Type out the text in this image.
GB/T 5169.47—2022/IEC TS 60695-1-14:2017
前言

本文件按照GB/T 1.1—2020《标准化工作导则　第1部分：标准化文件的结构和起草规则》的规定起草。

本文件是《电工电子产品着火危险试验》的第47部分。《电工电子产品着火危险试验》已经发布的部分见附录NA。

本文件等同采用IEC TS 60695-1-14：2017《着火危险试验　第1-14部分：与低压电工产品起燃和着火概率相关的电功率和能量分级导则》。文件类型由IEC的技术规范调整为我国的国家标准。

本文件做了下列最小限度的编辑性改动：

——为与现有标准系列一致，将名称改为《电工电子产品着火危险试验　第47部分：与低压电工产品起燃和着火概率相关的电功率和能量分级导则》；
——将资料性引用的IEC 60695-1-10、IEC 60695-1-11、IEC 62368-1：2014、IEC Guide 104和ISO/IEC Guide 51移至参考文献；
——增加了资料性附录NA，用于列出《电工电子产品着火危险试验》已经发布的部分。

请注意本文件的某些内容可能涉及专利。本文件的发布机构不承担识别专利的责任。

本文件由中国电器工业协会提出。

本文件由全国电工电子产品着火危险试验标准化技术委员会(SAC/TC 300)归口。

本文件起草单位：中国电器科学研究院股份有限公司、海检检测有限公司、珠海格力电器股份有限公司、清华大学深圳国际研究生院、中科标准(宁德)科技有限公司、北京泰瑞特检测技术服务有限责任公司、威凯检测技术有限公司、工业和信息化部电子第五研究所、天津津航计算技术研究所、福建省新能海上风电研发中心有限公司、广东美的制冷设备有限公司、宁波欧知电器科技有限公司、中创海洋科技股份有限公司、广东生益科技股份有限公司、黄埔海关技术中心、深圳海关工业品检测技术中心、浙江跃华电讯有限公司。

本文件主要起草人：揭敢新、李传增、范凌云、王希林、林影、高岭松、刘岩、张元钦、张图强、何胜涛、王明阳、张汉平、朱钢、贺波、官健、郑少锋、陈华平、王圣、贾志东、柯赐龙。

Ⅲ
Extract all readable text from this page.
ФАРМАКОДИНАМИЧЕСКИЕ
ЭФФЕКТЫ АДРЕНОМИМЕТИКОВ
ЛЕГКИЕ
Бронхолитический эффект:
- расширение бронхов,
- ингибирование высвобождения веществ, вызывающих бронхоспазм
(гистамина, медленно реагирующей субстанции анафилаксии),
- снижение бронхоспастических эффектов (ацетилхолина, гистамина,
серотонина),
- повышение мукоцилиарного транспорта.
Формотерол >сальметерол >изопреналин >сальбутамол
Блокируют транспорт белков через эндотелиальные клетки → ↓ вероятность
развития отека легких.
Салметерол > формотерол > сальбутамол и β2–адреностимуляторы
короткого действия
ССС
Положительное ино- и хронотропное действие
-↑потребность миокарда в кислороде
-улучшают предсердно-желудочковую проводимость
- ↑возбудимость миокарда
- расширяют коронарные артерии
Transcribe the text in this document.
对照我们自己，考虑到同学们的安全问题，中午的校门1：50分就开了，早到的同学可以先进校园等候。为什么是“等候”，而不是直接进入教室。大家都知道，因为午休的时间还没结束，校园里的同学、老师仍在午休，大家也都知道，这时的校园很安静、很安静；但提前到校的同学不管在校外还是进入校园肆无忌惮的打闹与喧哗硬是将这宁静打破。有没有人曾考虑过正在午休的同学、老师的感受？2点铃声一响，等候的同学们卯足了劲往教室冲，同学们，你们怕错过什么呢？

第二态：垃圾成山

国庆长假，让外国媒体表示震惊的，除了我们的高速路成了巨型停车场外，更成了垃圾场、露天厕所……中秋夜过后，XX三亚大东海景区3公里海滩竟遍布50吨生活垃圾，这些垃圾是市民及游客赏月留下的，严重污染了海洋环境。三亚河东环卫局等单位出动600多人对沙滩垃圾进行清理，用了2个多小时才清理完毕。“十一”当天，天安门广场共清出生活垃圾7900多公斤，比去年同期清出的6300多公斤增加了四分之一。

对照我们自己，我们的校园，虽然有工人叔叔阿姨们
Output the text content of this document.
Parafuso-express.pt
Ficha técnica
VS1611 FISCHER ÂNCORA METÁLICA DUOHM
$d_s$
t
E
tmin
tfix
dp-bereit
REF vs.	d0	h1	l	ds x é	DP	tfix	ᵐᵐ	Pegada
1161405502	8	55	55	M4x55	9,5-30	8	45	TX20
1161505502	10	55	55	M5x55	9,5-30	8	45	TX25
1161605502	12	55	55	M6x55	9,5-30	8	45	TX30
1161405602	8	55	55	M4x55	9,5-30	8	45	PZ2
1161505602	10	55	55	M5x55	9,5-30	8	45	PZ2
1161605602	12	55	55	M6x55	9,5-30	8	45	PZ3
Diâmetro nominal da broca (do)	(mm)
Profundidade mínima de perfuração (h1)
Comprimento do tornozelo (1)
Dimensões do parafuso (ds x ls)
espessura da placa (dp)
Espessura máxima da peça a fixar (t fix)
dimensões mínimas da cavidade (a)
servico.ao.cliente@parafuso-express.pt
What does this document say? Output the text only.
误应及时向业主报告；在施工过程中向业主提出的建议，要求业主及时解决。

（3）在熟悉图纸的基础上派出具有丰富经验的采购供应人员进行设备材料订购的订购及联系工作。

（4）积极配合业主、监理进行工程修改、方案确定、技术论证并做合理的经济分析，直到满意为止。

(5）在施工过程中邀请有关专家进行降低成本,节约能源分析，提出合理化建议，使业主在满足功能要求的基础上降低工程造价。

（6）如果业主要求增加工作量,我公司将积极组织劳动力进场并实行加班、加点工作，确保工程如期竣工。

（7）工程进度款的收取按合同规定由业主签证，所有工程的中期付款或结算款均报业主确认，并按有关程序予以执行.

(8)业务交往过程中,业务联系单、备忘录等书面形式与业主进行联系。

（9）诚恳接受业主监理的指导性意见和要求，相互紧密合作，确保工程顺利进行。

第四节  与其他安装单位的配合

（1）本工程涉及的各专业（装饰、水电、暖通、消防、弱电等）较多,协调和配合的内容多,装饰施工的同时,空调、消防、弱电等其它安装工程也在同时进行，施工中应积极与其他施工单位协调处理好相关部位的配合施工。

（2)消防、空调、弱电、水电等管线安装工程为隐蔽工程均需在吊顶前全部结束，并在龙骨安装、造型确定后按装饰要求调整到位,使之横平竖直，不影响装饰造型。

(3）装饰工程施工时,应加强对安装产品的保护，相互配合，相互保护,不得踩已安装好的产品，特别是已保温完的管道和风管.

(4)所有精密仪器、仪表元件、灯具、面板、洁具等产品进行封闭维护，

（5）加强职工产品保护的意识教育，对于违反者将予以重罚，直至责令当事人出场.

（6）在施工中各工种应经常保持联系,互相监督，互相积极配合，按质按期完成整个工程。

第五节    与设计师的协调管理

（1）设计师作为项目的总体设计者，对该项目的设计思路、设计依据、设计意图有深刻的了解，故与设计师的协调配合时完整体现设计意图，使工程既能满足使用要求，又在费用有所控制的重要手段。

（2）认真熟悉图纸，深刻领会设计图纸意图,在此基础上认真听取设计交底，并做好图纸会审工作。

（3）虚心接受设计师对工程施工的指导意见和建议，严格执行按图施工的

• Problem description: Spot every line that holds "与低压电工产品起燃和着火概率相关的电功率和能量分级导则" and copy it.

• Task response:
本文件等同采用IEC TS 60695-1-14：2017《着火危险试验　第1-14部分：与低压电工产品起燃和着火概率相关的电功率和能量分级导则》。文件类型由IEC的技术规范调整为我国的国家标准。
——为与现有标准系列一致，将名称改为《电工电子产品着火危险试验　第47部分：与低压电工产品起燃和着火概率相关的电功率和能量分级导则》；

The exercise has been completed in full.